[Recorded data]
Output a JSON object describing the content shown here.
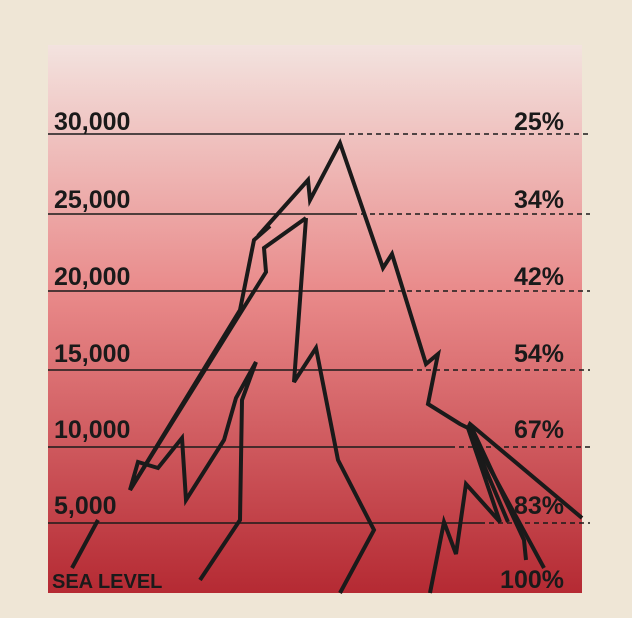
{
  "colors": {
    "paper": "#efe6d6",
    "gradient_top": "#f3e3df",
    "gradient_mid": "#e98a8a",
    "gradient_bottom": "#b52a33",
    "ink": "#1a1a1a"
  },
  "levels": [
    {
      "altitude": "30,000",
      "oxygen": "25%"
    },
    {
      "altitude": "25,000",
      "oxygen": "34%"
    },
    {
      "altitude": "20,000",
      "oxygen": "42%"
    },
    {
      "altitude": "15,000",
      "oxygen": "54%"
    },
    {
      "altitude": "10,000",
      "oxygen": "67%"
    },
    {
      "altitude": "5,000",
      "oxygen": "83%"
    },
    {
      "altitude": "SEA LEVEL",
      "oxygen": "100%"
    }
  ]
}
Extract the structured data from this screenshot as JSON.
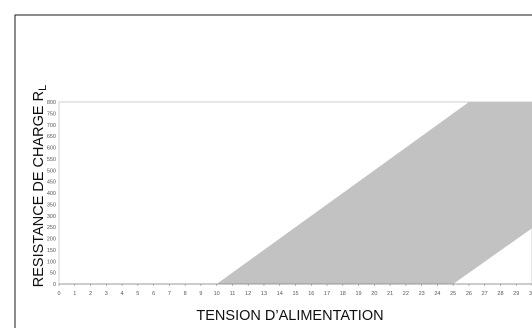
{
  "chart_data": {
    "type": "area",
    "title": "",
    "xlabel": "TENSION D’ALIMENTATION",
    "ylabel": "RESISTANCE DE CHARGE R",
    "ylabel_subscript": "L",
    "xlim": [
      0,
      30
    ],
    "ylim": [
      0,
      800
    ],
    "x_ticks": [
      "0",
      "1",
      "2",
      "3",
      "4",
      "5",
      "6",
      "7",
      "8",
      "9",
      "10",
      "11",
      "12",
      "13",
      "14",
      "15",
      "16",
      "17",
      "18",
      "19",
      "20",
      "21",
      "22",
      "23",
      "24",
      "25",
      "26",
      "27",
      "28",
      "29",
      "30"
    ],
    "y_ticks": [
      "0",
      "50",
      "100",
      "150",
      "200",
      "250",
      "300",
      "350",
      "400",
      "450",
      "500",
      "550",
      "600",
      "650",
      "700",
      "750",
      "800"
    ],
    "grid": false,
    "legend": "none",
    "region": {
      "name": "",
      "fill_color": "#c2c2c2",
      "points": [
        [
          10,
          0
        ],
        [
          25,
          0
        ],
        [
          30,
          245
        ],
        [
          30,
          800
        ],
        [
          26,
          800
        ]
      ]
    },
    "colors": {
      "frame": "#1a1a1a",
      "box": "#cfcfcf",
      "text": "#111111"
    }
  }
}
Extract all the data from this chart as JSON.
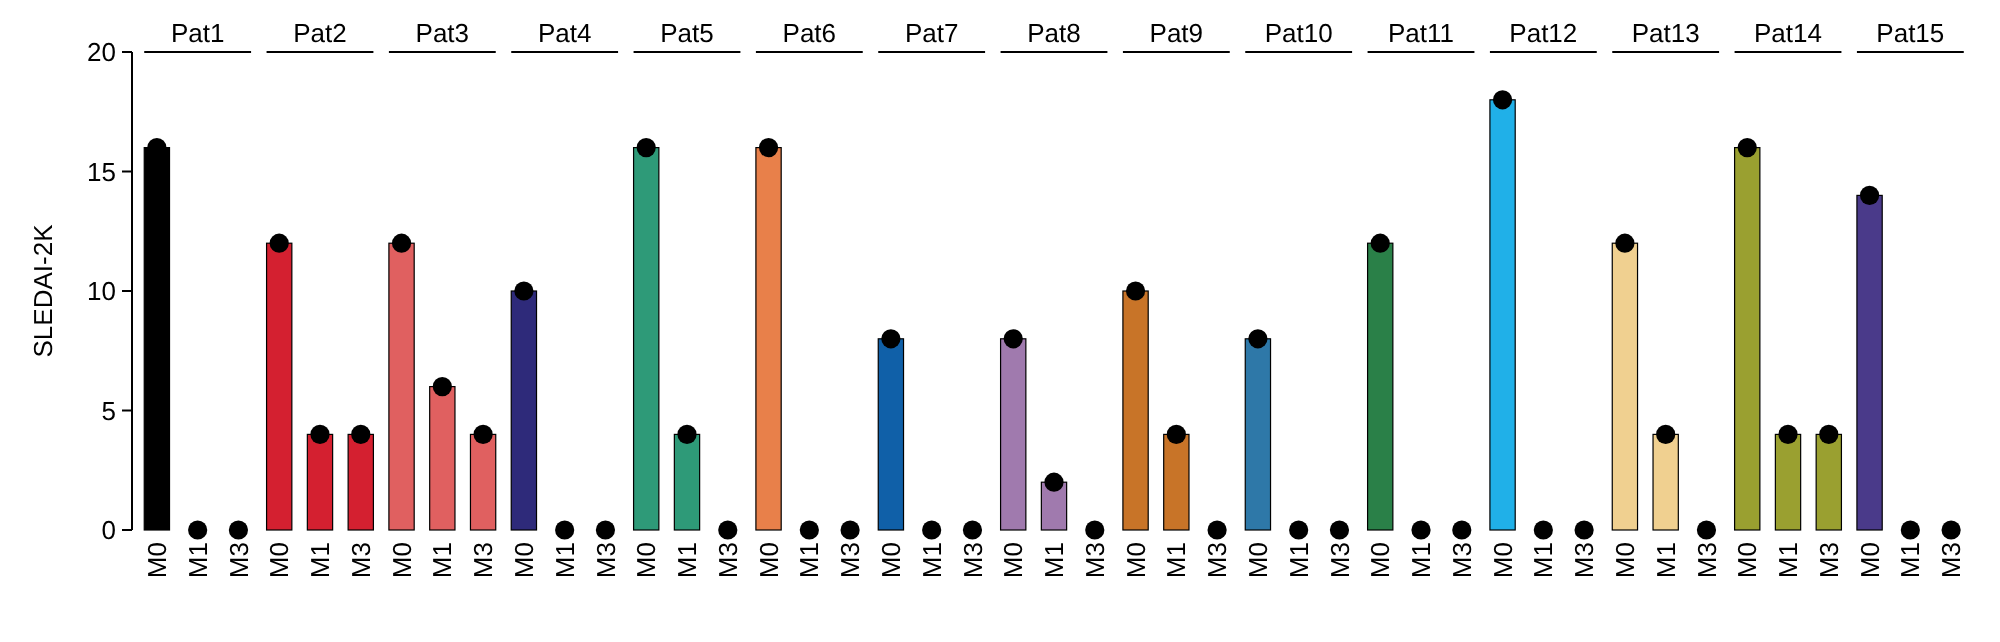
{
  "chart_data": {
    "type": "bar",
    "ylabel": "SLEDAI-2K",
    "categories": [
      "M0",
      "M1",
      "M3",
      "M0",
      "M1",
      "M3",
      "M0",
      "M1",
      "M3",
      "M0",
      "M1",
      "M3",
      "M0",
      "M1",
      "M3",
      "M0",
      "M1",
      "M3",
      "M0",
      "M1",
      "M3",
      "M0",
      "M1",
      "M3",
      "M0",
      "M1",
      "M3",
      "M0",
      "M1",
      "M3",
      "M0",
      "M1",
      "M3",
      "M0",
      "M1",
      "M3",
      "M0",
      "M1",
      "M3",
      "M0",
      "M1",
      "M3",
      "M0",
      "M1",
      "M3"
    ],
    "series": [
      {
        "values": [
          16,
          0,
          0,
          12,
          4,
          4,
          12,
          6,
          4,
          10,
          0,
          0,
          16,
          4,
          0,
          16,
          0,
          0,
          8,
          0,
          0,
          8,
          2,
          0,
          10,
          4,
          0,
          8,
          0,
          0,
          12,
          0,
          0,
          18,
          0,
          0,
          12,
          4,
          0,
          16,
          4,
          4,
          14,
          0,
          0
        ],
        "colors": [
          "#000000",
          "#000000",
          "#000000",
          "#d42030",
          "#d42030",
          "#d42030",
          "#e06060",
          "#e06060",
          "#e06060",
          "#2e2a7a",
          "#2e2a7a",
          "#2e2a7a",
          "#2e9a78",
          "#2e9a78",
          "#2e9a78",
          "#e8804a",
          "#e8804a",
          "#e8804a",
          "#1060a8",
          "#1060a8",
          "#1060a8",
          "#a07aae",
          "#a07aae",
          "#a07aae",
          "#c87428",
          "#c87428",
          "#c87428",
          "#2e78a8",
          "#2e78a8",
          "#2e78a8",
          "#2a8048",
          "#2a8048",
          "#2a8048",
          "#20b0e8",
          "#20b0e8",
          "#20b0e8",
          "#f0d090",
          "#f0d090",
          "#f0d090",
          "#9aa030",
          "#9aa030",
          "#9aa030",
          "#4a3a8a",
          "#4a3a8a",
          "#4a3a8a"
        ]
      },
      {
        "type": "scatter",
        "color": "#000000",
        "marker": "circle",
        "values": [
          16,
          0,
          0,
          12,
          4,
          4,
          12,
          6,
          4,
          10,
          0,
          0,
          16,
          4,
          0,
          16,
          0,
          0,
          8,
          0,
          0,
          8,
          2,
          0,
          10,
          4,
          0,
          8,
          0,
          0,
          12,
          0,
          0,
          18,
          0,
          0,
          12,
          4,
          0,
          16,
          4,
          4,
          14,
          0,
          0
        ]
      }
    ],
    "annotations": [
      "Pat1",
      "Pat2",
      "Pat3",
      "Pat4",
      "Pat5",
      "Pat6",
      "Pat7",
      "Pat8",
      "Pat9",
      "Pat10",
      "Pat11",
      "Pat12",
      "Pat13",
      "Pat14",
      "Pat15"
    ],
    "ylim": [
      0,
      20
    ],
    "yticks": [
      0,
      5,
      10,
      15,
      20
    ],
    "grid": false
  }
}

**What you should do:** All lines above containing the string "Extract" are to be collected.

**Final result:**
Extract the structured data from this screenshot as JSON.
Extract all the data from this chart as JSON.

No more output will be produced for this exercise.